*THE REQUEST:*
Gather each line of the records where "打开文件夹" appears.

*GIVEN RECORDS:*
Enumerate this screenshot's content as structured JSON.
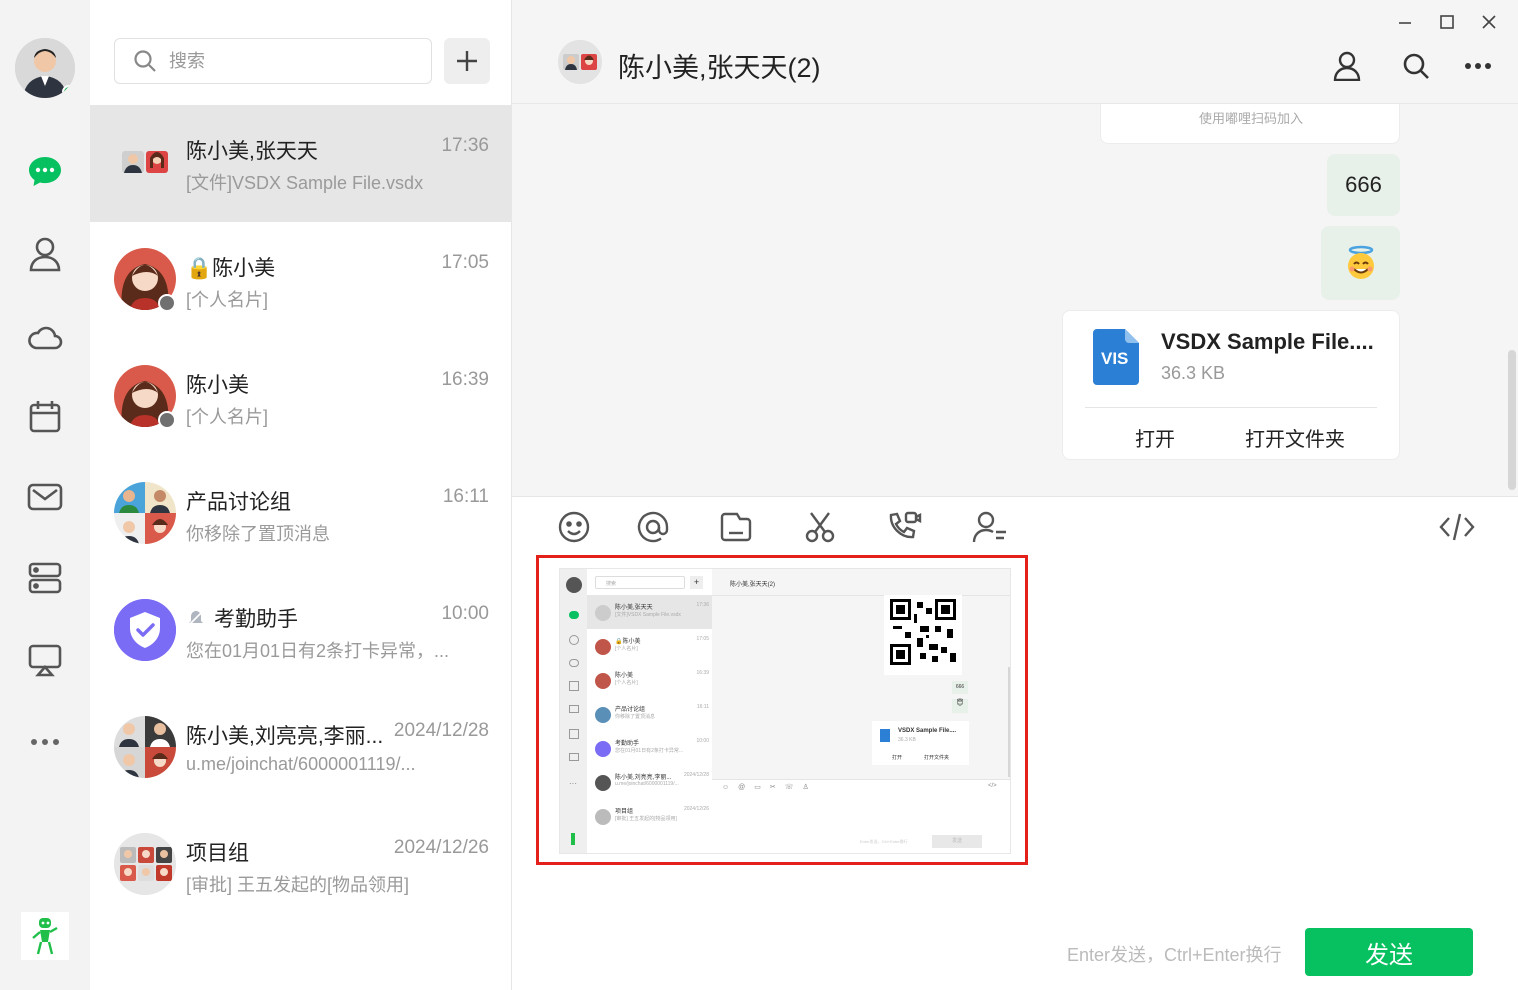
{
  "search": {
    "placeholder": "搜索"
  },
  "sessions": [
    {
      "name": "陈小美,张天天",
      "time": "17:36",
      "preview": "[文件]VSDX Sample File.vsdx"
    },
    {
      "name": "陈小美",
      "time": "17:05",
      "preview": "[个人名片]"
    },
    {
      "name": "陈小美",
      "time": "16:39",
      "preview": "[个人名片]"
    },
    {
      "name": "产品讨论组",
      "time": "16:11",
      "preview": "你移除了置顶消息"
    },
    {
      "name": "考勤助手",
      "time": "10:00",
      "preview": "您在01月01日有2条打卡异常，..."
    },
    {
      "name": "陈小美,刘亮亮,李丽...",
      "time": "2024/12/28",
      "preview": "u.me/joinchat/6000001119/..."
    },
    {
      "name": "项目组",
      "time": "2024/12/26",
      "preview": "[审批] 王五发起的[物品领用]"
    }
  ],
  "chat": {
    "title": "陈小美,张天天(2)",
    "qr_hint": "使用嘟哩扫码加入",
    "msg_text": "666",
    "file": {
      "name": "VSDX Sample File....",
      "size": "36.3 KB",
      "type_label": "VIS",
      "open": "打开",
      "open_folder": "打开文件夹"
    }
  },
  "composer": {
    "hint": "Enter发送，Ctrl+Enter换行",
    "send": "发送"
  },
  "thumbnail": {
    "title": "陈小美,张天天(2)",
    "search": "搜索",
    "rows": [
      {
        "name": "陈小美,张天天",
        "time": "17:36",
        "preview": "[文件]VSDX Sample File.vsdx"
      },
      {
        "name": "🔒陈小美",
        "time": "17:05",
        "preview": "[个人名片]"
      },
      {
        "name": "陈小美",
        "time": "16:39",
        "preview": "[个人名片]"
      },
      {
        "name": "产品讨论组",
        "time": "16:11",
        "preview": "你移除了置顶消息"
      },
      {
        "name": "考勤助手",
        "time": "10:00",
        "preview": "您在01月01日有2条打卡异常..."
      },
      {
        "name": "陈小美,刘亮亮,李丽...",
        "time": "2024/12/28",
        "preview": "u.me/joinchat/6000001119/..."
      },
      {
        "name": "项目组",
        "time": "2024/12/26",
        "preview": "[审批] 王五发起的[物品领用]"
      }
    ],
    "msg": "666",
    "file_name": "VSDX Sample File....",
    "file_size": "36.3 KB",
    "open": "打开",
    "open_folder": "打开文件夹",
    "hint": "Enter发送，Ctrl+Enter换行",
    "send": "发送"
  },
  "colors": {
    "accent": "#07c160",
    "online": "#19b44a",
    "highlight": "#e4201b",
    "bubble": "#e8f1e9",
    "assistant": "#7b6cf6"
  }
}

*SOLUTION TO THE PROBLEM:*
      "open_folder": "打开文件夹"
    "open_folder": "打开文件夹",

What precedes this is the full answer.